## [WRITTEN INSTRUCTION]
Copy out each line of the data that holds the word "loan".

** start of STORED DATA **

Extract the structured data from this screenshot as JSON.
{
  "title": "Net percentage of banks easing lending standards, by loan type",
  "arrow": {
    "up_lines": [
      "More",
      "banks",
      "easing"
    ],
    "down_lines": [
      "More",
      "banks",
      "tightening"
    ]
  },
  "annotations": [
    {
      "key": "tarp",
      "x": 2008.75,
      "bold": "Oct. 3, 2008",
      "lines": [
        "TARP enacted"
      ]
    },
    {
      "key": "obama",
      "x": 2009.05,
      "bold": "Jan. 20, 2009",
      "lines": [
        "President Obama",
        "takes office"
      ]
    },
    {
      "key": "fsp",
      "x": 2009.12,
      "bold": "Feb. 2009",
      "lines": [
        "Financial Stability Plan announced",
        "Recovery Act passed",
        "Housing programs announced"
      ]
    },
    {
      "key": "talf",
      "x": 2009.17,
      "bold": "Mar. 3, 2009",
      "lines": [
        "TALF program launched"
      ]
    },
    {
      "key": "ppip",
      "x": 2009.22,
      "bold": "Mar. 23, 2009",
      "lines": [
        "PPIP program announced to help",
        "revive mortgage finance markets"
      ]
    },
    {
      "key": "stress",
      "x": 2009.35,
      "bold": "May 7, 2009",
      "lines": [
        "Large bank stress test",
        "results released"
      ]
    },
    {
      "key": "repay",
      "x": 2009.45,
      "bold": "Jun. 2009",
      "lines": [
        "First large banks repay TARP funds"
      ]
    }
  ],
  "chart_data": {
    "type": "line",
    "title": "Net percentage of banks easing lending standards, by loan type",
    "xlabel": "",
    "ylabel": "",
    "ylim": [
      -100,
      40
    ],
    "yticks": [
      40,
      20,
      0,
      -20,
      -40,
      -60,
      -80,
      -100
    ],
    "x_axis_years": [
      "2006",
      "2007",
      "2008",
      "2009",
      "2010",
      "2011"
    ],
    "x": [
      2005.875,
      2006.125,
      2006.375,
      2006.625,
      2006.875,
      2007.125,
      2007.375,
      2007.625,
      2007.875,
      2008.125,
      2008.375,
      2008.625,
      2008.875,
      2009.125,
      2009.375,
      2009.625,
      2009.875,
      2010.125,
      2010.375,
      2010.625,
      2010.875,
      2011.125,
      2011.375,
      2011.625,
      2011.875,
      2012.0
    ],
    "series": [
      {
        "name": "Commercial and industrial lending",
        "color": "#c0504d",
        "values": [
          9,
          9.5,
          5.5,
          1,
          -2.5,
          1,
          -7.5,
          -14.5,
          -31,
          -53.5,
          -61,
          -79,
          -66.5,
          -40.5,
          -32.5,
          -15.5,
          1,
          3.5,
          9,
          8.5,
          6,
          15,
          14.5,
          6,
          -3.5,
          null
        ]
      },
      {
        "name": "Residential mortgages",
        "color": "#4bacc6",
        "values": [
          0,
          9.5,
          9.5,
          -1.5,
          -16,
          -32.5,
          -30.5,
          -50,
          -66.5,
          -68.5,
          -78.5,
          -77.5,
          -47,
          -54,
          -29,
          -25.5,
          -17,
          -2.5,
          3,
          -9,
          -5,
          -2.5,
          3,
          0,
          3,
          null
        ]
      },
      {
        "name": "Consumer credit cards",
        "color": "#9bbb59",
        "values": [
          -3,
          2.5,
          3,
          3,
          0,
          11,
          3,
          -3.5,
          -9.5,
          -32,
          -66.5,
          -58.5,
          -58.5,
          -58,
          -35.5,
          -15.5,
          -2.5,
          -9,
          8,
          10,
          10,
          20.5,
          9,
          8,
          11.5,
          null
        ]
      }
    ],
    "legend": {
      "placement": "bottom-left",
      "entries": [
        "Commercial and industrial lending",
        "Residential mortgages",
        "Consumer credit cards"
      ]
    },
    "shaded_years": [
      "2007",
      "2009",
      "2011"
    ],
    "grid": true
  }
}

** end of STORED DATA **

## [TASK OUTPUT]
  "title": "Net percentage of banks easing lending standards, by loan type",
    "title": "Net percentage of banks easing lending standards, by loan type",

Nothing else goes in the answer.